• _Stated goal_: Copy every record below exactly.

* Begin *

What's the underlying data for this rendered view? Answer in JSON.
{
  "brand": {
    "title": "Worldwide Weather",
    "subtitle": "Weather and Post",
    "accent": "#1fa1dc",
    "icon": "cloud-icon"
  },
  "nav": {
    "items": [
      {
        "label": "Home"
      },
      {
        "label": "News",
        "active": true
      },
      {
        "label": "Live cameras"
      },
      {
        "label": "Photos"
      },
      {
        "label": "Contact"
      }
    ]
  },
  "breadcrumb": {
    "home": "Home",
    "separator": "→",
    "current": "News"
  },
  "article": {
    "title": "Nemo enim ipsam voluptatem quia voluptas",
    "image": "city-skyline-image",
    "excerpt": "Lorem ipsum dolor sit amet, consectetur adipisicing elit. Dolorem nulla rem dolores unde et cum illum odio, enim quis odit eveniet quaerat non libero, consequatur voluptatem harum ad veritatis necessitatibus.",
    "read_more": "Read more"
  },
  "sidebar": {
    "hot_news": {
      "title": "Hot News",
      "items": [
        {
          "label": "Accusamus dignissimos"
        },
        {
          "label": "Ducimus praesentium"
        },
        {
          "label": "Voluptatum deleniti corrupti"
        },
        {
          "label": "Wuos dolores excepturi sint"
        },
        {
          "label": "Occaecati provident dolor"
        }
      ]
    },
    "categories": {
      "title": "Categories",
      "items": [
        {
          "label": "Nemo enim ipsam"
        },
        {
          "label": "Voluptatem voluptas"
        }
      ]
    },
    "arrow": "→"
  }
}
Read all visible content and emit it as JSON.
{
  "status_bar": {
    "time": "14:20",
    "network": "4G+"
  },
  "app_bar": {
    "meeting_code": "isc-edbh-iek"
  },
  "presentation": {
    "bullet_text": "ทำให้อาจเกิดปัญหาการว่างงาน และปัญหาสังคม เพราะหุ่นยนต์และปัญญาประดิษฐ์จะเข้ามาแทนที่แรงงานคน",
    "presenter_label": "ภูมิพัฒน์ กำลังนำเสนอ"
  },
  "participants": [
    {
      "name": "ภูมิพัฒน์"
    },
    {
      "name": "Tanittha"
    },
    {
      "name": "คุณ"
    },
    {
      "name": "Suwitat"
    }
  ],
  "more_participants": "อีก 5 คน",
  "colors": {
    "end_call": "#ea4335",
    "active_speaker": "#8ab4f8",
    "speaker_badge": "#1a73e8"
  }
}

* End *

• _Solution_:
What's the underlying data for this rendered view? Answer in JSON.
{
  "brand": {
    "title": "Worldwide Weather",
    "subtitle": "Weather and Post",
    "accent": "#1fa1dc",
    "icon": "cloud-icon"
  },
  "nav": {
    "items": [
      {
        "label": "Home"
      },
      {
        "label": "News",
        "active": true
      },
      {
        "label": "Live cameras"
      },
      {
        "label": "Photos"
      },
      {
        "label": "Contact"
      }
    ]
  },
  "breadcrumb": {
    "home": "Home",
    "separator": "→",
    "current": "News"
  },
  "article": {
    "title": "Nemo enim ipsam voluptatem quia voluptas",
    "image": "city-skyline-image",
    "excerpt": "Lorem ipsum dolor sit amet, consectetur adipisicing elit. Dolorem nulla rem dolores unde et cum illum odio, enim quis odit eveniet quaerat non libero, consequatur voluptatem harum ad veritatis necessitatibus.",
    "read_more": "Read more"
  },
  "sidebar": {
    "hot_news": {
      "title": "Hot News",
      "items": [
        {
          "label": "Accusamus dignissimos"
        },
        {
          "label": "Ducimus praesentium"
        },
        {
          "label": "Voluptatum deleniti corrupti"
        },
        {
          "label": "Wuos dolores excepturi sint"
        },
        {
          "label": "Occaecati provident dolor"
        }
      ]
    },
    "categories": {
      "title": "Categories",
      "items": [
        {
          "label": "Nemo enim ipsam"
        },
        {
          "label": "Voluptatem voluptas"
        }
      ]
    },
    "arrow": "→"
  }
}
Read all visible content and emit it as JSON.
{
  "status_bar": {
    "time": "14:20",
    "network": "4G+"
  },
  "app_bar": {
    "meeting_code": "isc-edbh-iek"
  },
  "presentation": {
    "bullet_text": "ทำให้อาจเกิดปัญหาการว่างงาน และปัญหาสังคม เพราะหุ่นยนต์และปัญญาประดิษฐ์จะเข้ามาแทนที่แรงงานคน",
    "presenter_label": "ภูมิพัฒน์ กำลังนำเสนอ"
  },
  "participants": [
    {
      "name": "ภูมิพัฒน์"
    },
    {
      "name": "Tanittha"
    },
    {
      "name": "คุณ"
    },
    {
      "name": "Suwitat"
    }
  ],
  "more_participants": "อีก 5 คน",
  "colors": {
    "end_call": "#ea4335",
    "active_speaker": "#8ab4f8",
    "speaker_badge": "#1a73e8"
  }
}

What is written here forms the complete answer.